- **Given problem**
Your task is to give the data again, exactly, with every line intact.

--- begin Listed entries ---

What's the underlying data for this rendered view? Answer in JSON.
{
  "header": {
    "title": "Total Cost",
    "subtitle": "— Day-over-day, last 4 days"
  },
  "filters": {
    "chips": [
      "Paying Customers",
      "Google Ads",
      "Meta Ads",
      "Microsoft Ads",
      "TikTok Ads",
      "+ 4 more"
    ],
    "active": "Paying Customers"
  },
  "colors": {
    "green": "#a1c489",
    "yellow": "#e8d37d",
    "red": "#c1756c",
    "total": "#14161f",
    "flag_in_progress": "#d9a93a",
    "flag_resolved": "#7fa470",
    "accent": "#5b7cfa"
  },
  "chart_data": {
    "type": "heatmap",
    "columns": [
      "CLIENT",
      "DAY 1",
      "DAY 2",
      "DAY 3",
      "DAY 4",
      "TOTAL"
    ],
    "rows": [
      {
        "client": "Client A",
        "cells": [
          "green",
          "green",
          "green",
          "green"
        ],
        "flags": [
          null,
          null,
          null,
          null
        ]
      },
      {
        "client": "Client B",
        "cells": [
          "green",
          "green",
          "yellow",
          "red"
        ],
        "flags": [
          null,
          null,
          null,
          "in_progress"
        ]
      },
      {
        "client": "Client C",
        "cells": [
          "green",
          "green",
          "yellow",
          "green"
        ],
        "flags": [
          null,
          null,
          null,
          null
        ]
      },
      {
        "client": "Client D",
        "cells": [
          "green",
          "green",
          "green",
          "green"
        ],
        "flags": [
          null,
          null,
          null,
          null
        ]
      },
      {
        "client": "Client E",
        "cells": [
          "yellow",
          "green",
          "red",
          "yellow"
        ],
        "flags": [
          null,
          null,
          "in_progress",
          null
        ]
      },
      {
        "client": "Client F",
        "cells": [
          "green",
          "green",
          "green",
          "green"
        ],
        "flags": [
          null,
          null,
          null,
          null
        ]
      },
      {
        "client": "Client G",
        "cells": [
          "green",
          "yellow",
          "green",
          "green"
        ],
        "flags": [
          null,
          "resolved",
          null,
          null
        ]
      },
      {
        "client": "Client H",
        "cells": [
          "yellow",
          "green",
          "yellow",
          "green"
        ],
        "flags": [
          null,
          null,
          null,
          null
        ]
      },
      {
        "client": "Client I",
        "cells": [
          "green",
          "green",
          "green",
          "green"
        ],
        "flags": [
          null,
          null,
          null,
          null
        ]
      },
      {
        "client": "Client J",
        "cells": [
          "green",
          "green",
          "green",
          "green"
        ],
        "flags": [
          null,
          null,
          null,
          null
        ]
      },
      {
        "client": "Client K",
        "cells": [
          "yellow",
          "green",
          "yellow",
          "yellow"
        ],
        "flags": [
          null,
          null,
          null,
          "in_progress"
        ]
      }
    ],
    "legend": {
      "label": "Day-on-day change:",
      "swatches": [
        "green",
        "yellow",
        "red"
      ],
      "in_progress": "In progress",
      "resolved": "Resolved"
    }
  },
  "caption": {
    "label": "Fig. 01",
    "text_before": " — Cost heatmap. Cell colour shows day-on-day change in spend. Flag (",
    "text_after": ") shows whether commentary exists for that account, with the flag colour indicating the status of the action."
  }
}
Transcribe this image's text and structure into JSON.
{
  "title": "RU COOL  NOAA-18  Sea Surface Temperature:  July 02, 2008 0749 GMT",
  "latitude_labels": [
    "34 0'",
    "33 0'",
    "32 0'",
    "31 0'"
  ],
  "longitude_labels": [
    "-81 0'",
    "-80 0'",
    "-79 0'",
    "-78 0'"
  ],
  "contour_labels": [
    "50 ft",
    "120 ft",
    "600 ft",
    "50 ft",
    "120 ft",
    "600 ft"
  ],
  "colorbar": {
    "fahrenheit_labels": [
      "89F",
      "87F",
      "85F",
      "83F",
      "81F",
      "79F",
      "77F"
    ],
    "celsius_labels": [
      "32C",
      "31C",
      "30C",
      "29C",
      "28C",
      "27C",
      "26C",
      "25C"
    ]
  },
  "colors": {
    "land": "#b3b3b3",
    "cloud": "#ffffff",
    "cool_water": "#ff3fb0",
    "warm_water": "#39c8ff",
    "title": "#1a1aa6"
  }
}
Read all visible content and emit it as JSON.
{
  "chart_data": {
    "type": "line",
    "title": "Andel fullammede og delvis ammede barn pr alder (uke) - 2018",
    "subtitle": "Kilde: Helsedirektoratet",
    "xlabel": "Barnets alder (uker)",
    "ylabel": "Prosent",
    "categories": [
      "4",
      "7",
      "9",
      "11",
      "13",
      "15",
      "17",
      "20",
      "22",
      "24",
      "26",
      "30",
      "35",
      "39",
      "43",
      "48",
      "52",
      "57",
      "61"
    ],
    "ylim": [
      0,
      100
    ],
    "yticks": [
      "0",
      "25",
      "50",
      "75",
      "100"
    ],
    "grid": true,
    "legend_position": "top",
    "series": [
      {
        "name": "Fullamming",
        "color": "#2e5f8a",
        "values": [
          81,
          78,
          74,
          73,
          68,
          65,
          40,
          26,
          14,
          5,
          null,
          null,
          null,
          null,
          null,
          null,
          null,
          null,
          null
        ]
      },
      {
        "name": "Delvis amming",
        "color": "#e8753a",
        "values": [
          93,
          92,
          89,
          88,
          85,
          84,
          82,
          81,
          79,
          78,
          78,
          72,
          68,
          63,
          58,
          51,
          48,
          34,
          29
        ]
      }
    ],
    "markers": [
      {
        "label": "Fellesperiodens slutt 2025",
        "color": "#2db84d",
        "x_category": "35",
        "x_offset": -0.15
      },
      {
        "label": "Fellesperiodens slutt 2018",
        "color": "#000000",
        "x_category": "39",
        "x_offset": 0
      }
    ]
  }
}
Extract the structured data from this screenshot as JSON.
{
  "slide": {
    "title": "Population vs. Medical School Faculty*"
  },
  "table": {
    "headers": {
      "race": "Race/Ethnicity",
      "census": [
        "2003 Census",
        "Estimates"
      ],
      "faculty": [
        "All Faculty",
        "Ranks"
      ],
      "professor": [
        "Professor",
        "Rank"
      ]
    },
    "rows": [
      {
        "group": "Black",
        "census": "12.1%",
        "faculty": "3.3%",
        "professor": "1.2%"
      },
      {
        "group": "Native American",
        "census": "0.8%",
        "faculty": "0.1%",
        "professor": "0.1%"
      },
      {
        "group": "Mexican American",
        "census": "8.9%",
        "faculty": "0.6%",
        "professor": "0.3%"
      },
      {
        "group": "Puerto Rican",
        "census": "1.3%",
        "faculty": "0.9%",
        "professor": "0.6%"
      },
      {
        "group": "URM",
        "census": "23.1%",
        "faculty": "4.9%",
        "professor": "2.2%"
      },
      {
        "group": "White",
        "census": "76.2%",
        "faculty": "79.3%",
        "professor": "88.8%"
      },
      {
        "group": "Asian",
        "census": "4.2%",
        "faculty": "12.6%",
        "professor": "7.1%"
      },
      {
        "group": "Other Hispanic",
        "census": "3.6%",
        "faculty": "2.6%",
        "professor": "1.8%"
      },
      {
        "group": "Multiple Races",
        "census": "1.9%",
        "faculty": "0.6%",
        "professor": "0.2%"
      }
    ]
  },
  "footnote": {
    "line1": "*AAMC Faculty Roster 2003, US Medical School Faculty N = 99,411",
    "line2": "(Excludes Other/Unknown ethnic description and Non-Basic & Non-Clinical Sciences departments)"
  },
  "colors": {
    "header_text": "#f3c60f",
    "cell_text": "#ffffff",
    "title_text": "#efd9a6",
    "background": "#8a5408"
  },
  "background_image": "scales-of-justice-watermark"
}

--- end Listed entries ---

- **Completed task**
What's the underlying data for this rendered view? Answer in JSON.
{
  "header": {
    "title": "Total Cost",
    "subtitle": "— Day-over-day, last 4 days"
  },
  "filters": {
    "chips": [
      "Paying Customers",
      "Google Ads",
      "Meta Ads",
      "Microsoft Ads",
      "TikTok Ads",
      "+ 4 more"
    ],
    "active": "Paying Customers"
  },
  "colors": {
    "green": "#a1c489",
    "yellow": "#e8d37d",
    "red": "#c1756c",
    "total": "#14161f",
    "flag_in_progress": "#d9a93a",
    "flag_resolved": "#7fa470",
    "accent": "#5b7cfa"
  },
  "chart_data": {
    "type": "heatmap",
    "columns": [
      "CLIENT",
      "DAY 1",
      "DAY 2",
      "DAY 3",
      "DAY 4",
      "TOTAL"
    ],
    "rows": [
      {
        "client": "Client A",
        "cells": [
          "green",
          "green",
          "green",
          "green"
        ],
        "flags": [
          null,
          null,
          null,
          null
        ]
      },
      {
        "client": "Client B",
        "cells": [
          "green",
          "green",
          "yellow",
          "red"
        ],
        "flags": [
          null,
          null,
          null,
          "in_progress"
        ]
      },
      {
        "client": "Client C",
        "cells": [
          "green",
          "green",
          "yellow",
          "green"
        ],
        "flags": [
          null,
          null,
          null,
          null
        ]
      },
      {
        "client": "Client D",
        "cells": [
          "green",
          "green",
          "green",
          "green"
        ],
        "flags": [
          null,
          null,
          null,
          null
        ]
      },
      {
        "client": "Client E",
        "cells": [
          "yellow",
          "green",
          "red",
          "yellow"
        ],
        "flags": [
          null,
          null,
          "in_progress",
          null
        ]
      },
      {
        "client": "Client F",
        "cells": [
          "green",
          "green",
          "green",
          "green"
        ],
        "flags": [
          null,
          null,
          null,
          null
        ]
      },
      {
        "client": "Client G",
        "cells": [
          "green",
          "yellow",
          "green",
          "green"
        ],
        "flags": [
          null,
          "resolved",
          null,
          null
        ]
      },
      {
        "client": "Client H",
        "cells": [
          "yellow",
          "green",
          "yellow",
          "green"
        ],
        "flags": [
          null,
          null,
          null,
          null
        ]
      },
      {
        "client": "Client I",
        "cells": [
          "green",
          "green",
          "green",
          "green"
        ],
        "flags": [
          null,
          null,
          null,
          null
        ]
      },
      {
        "client": "Client J",
        "cells": [
          "green",
          "green",
          "green",
          "green"
        ],
        "flags": [
          null,
          null,
          null,
          null
        ]
      },
      {
        "client": "Client K",
        "cells": [
          "yellow",
          "green",
          "yellow",
          "yellow"
        ],
        "flags": [
          null,
          null,
          null,
          "in_progress"
        ]
      }
    ],
    "legend": {
      "label": "Day-on-day change:",
      "swatches": [
        "green",
        "yellow",
        "red"
      ],
      "in_progress": "In progress",
      "resolved": "Resolved"
    }
  },
  "caption": {
    "label": "Fig. 01",
    "text_before": " — Cost heatmap. Cell colour shows day-on-day change in spend. Flag (",
    "text_after": ") shows whether commentary exists for that account, with the flag colour indicating the status of the action."
  }
}
Transcribe this image's text and structure into JSON.
{
  "title": "RU COOL  NOAA-18  Sea Surface Temperature:  July 02, 2008 0749 GMT",
  "latitude_labels": [
    "34 0'",
    "33 0'",
    "32 0'",
    "31 0'"
  ],
  "longitude_labels": [
    "-81 0'",
    "-80 0'",
    "-79 0'",
    "-78 0'"
  ],
  "contour_labels": [
    "50 ft",
    "120 ft",
    "600 ft",
    "50 ft",
    "120 ft",
    "600 ft"
  ],
  "colorbar": {
    "fahrenheit_labels": [
      "89F",
      "87F",
      "85F",
      "83F",
      "81F",
      "79F",
      "77F"
    ],
    "celsius_labels": [
      "32C",
      "31C",
      "30C",
      "29C",
      "28C",
      "27C",
      "26C",
      "25C"
    ]
  },
  "colors": {
    "land": "#b3b3b3",
    "cloud": "#ffffff",
    "cool_water": "#ff3fb0",
    "warm_water": "#39c8ff",
    "title": "#1a1aa6"
  }
}
Read all visible content and emit it as JSON.
{
  "chart_data": {
    "type": "line",
    "title": "Andel fullammede og delvis ammede barn pr alder (uke) - 2018",
    "subtitle": "Kilde: Helsedirektoratet",
    "xlabel": "Barnets alder (uker)",
    "ylabel": "Prosent",
    "categories": [
      "4",
      "7",
      "9",
      "11",
      "13",
      "15",
      "17",
      "20",
      "22",
      "24",
      "26",
      "30",
      "35",
      "39",
      "43",
      "48",
      "52",
      "57",
      "61"
    ],
    "ylim": [
      0,
      100
    ],
    "yticks": [
      "0",
      "25",
      "50",
      "75",
      "100"
    ],
    "grid": true,
    "legend_position": "top",
    "series": [
      {
        "name": "Fullamming",
        "color": "#2e5f8a",
        "values": [
          81,
          78,
          74,
          73,
          68,
          65,
          40,
          26,
          14,
          5,
          null,
          null,
          null,
          null,
          null,
          null,
          null,
          null,
          null
        ]
      },
      {
        "name": "Delvis amming",
        "color": "#e8753a",
        "values": [
          93,
          92,
          89,
          88,
          85,
          84,
          82,
          81,
          79,
          78,
          78,
          72,
          68,
          63,
          58,
          51,
          48,
          34,
          29
        ]
      }
    ],
    "markers": [
      {
        "label": "Fellesperiodens slutt 2025",
        "color": "#2db84d",
        "x_category": "35",
        "x_offset": -0.15
      },
      {
        "label": "Fellesperiodens slutt 2018",
        "color": "#000000",
        "x_category": "39",
        "x_offset": 0
      }
    ]
  }
}
Extract the structured data from this screenshot as JSON.
{
  "slide": {
    "title": "Population vs. Medical School Faculty*"
  },
  "table": {
    "headers": {
      "race": "Race/Ethnicity",
      "census": [
        "2003 Census",
        "Estimates"
      ],
      "faculty": [
        "All Faculty",
        "Ranks"
      ],
      "professor": [
        "Professor",
        "Rank"
      ]
    },
    "rows": [
      {
        "group": "Black",
        "census": "12.1%",
        "faculty": "3.3%",
        "professor": "1.2%"
      },
      {
        "group": "Native American",
        "census": "0.8%",
        "faculty": "0.1%",
        "professor": "0.1%"
      },
      {
        "group": "Mexican American",
        "census": "8.9%",
        "faculty": "0.6%",
        "professor": "0.3%"
      },
      {
        "group": "Puerto Rican",
        "census": "1.3%",
        "faculty": "0.9%",
        "professor": "0.6%"
      },
      {
        "group": "URM",
        "census": "23.1%",
        "faculty": "4.9%",
        "professor": "2.2%"
      },
      {
        "group": "White",
        "census": "76.2%",
        "faculty": "79.3%",
        "professor": "88.8%"
      },
      {
        "group": "Asian",
        "census": "4.2%",
        "faculty": "12.6%",
        "professor": "7.1%"
      },
      {
        "group": "Other Hispanic",
        "census": "3.6%",
        "faculty": "2.6%",
        "professor": "1.8%"
      },
      {
        "group": "Multiple Races",
        "census": "1.9%",
        "faculty": "0.6%",
        "professor": "0.2%"
      }
    ]
  },
  "footnote": {
    "line1": "*AAMC Faculty Roster 2003, US Medical School Faculty N = 99,411",
    "line2": "(Excludes Other/Unknown ethnic description and Non-Basic & Non-Clinical Sciences departments)"
  },
  "colors": {
    "header_text": "#f3c60f",
    "cell_text": "#ffffff",
    "title_text": "#efd9a6",
    "background": "#8a5408"
  },
  "background_image": "scales-of-justice-watermark"
}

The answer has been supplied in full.